[RECORDS TO USE]:
===

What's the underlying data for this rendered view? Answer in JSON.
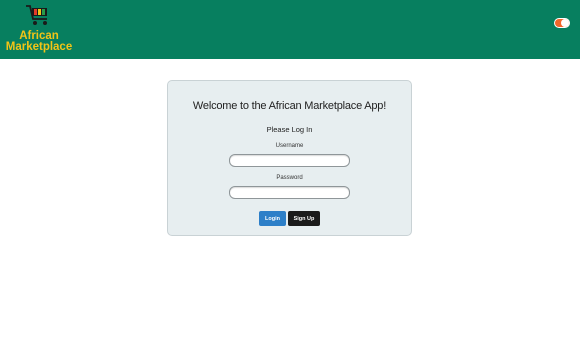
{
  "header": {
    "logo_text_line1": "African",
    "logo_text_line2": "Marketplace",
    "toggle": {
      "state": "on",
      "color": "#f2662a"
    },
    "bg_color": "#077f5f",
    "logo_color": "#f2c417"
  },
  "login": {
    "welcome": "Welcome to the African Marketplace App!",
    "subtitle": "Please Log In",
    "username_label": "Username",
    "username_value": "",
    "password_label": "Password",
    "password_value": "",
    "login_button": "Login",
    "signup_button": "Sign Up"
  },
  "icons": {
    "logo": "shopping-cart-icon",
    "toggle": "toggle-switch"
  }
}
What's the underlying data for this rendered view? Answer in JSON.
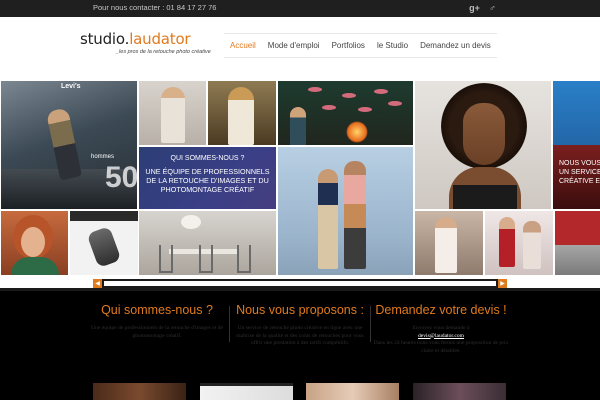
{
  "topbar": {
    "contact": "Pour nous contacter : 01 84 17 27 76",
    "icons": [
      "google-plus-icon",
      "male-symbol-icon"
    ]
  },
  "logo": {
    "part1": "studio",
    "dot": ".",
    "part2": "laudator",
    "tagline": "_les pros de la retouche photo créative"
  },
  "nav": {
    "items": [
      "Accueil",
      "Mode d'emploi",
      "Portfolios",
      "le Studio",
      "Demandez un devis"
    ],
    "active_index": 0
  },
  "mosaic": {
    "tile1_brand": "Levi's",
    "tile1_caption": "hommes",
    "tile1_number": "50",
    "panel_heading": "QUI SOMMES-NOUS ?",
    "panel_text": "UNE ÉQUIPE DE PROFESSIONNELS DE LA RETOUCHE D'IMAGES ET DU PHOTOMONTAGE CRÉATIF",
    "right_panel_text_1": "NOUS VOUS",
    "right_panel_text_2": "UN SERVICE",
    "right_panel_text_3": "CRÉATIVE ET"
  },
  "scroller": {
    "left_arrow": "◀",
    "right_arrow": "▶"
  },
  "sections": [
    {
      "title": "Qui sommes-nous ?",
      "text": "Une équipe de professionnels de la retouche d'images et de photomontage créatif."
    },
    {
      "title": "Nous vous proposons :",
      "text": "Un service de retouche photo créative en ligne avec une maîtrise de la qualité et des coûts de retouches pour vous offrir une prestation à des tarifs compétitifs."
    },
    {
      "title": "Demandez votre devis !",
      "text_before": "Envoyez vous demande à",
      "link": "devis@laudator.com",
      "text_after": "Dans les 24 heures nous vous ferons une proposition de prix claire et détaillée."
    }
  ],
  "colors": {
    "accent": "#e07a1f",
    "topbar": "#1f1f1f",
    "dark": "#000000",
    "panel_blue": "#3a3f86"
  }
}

===

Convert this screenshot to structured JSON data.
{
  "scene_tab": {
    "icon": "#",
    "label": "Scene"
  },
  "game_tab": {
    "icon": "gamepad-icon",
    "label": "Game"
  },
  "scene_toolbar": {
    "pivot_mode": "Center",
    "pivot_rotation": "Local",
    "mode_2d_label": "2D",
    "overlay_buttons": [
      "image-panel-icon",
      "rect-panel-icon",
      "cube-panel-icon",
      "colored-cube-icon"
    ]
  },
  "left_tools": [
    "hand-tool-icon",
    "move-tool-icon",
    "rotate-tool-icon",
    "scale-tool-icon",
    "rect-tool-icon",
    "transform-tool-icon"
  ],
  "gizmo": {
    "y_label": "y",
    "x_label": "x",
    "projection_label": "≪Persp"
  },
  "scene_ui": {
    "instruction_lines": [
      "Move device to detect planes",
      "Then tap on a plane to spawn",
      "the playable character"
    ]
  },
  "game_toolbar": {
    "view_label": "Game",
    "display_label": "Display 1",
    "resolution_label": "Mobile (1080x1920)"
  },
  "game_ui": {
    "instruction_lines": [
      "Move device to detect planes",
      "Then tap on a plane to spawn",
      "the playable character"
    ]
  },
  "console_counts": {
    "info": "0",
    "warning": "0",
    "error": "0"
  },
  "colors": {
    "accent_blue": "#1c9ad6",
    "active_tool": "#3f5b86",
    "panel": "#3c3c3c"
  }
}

===

[WRITTEN EXERCISE]: Extract all lines that hold the word "laudator".

[RIGHT ANSWER]:
    "part2": "laudator",
      "link": "devis@laudator.com",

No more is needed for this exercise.